WHAT YOU WILL DO » Repeat each line word for word.

DATA PROVIDED »
------------------------------------------------

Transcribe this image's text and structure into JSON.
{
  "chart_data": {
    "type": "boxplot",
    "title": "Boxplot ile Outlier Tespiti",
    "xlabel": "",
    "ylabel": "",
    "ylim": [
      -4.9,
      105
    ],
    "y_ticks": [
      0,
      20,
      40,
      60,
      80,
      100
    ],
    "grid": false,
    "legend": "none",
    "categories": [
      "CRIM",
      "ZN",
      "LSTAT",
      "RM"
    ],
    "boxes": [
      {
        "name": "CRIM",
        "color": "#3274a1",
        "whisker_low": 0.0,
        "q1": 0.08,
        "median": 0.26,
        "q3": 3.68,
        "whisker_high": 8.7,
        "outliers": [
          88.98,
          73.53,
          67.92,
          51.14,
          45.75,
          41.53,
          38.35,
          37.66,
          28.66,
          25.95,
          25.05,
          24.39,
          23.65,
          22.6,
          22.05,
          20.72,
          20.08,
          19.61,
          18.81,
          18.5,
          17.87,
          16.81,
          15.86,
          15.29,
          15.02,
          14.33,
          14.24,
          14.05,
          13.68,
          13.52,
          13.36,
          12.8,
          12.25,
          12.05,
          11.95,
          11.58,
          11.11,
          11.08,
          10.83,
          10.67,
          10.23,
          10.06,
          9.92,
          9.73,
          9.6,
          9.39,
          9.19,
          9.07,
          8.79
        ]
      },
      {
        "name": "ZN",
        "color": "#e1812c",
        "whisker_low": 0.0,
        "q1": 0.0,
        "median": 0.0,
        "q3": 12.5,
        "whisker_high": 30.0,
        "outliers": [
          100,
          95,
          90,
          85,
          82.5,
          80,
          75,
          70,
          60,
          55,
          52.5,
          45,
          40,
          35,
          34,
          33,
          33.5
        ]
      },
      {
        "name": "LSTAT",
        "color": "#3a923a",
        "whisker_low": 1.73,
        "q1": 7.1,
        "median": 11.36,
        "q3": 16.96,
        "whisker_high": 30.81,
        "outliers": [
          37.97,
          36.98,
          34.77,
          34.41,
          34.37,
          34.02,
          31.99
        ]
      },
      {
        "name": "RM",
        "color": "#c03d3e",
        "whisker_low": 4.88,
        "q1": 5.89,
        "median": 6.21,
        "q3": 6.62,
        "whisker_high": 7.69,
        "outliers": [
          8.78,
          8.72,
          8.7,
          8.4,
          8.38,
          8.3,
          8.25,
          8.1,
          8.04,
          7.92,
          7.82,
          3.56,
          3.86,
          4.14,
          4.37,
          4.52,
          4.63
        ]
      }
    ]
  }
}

------------------------------------------------

RESPONSE TO THE TASK »
Transcribe this image's text and structure into JSON.
{
  "chart_data": {
    "type": "boxplot",
    "title": "Boxplot ile Outlier Tespiti",
    "xlabel": "",
    "ylabel": "",
    "ylim": [
      -4.9,
      105
    ],
    "y_ticks": [
      0,
      20,
      40,
      60,
      80,
      100
    ],
    "grid": false,
    "legend": "none",
    "categories": [
      "CRIM",
      "ZN",
      "LSTAT",
      "RM"
    ],
    "boxes": [
      {
        "name": "CRIM",
        "color": "#3274a1",
        "whisker_low": 0.0,
        "q1": 0.08,
        "median": 0.26,
        "q3": 3.68,
        "whisker_high": 8.7,
        "outliers": [
          88.98,
          73.53,
          67.92,
          51.14,
          45.75,
          41.53,
          38.35,
          37.66,
          28.66,
          25.95,
          25.05,
          24.39,
          23.65,
          22.6,
          22.05,
          20.72,
          20.08,
          19.61,
          18.81,
          18.5,
          17.87,
          16.81,
          15.86,
          15.29,
          15.02,
          14.33,
          14.24,
          14.05,
          13.68,
          13.52,
          13.36,
          12.8,
          12.25,
          12.05,
          11.95,
          11.58,
          11.11,
          11.08,
          10.83,
          10.67,
          10.23,
          10.06,
          9.92,
          9.73,
          9.6,
          9.39,
          9.19,
          9.07,
          8.79
        ]
      },
      {
        "name": "ZN",
        "color": "#e1812c",
        "whisker_low": 0.0,
        "q1": 0.0,
        "median": 0.0,
        "q3": 12.5,
        "whisker_high": 30.0,
        "outliers": [
          100,
          95,
          90,
          85,
          82.5,
          80,
          75,
          70,
          60,
          55,
          52.5,
          45,
          40,
          35,
          34,
          33,
          33.5
        ]
      },
      {
        "name": "LSTAT",
        "color": "#3a923a",
        "whisker_low": 1.73,
        "q1": 7.1,
        "median": 11.36,
        "q3": 16.96,
        "whisker_high": 30.81,
        "outliers": [
          37.97,
          36.98,
          34.77,
          34.41,
          34.37,
          34.02,
          31.99
        ]
      },
      {
        "name": "RM",
        "color": "#c03d3e",
        "whisker_low": 4.88,
        "q1": 5.89,
        "median": 6.21,
        "q3": 6.62,
        "whisker_high": 7.69,
        "outliers": [
          8.78,
          8.72,
          8.7,
          8.4,
          8.38,
          8.3,
          8.25,
          8.1,
          8.04,
          7.92,
          7.82,
          3.56,
          3.86,
          4.14,
          4.37,
          4.52,
          4.63
        ]
      }
    ]
  }
}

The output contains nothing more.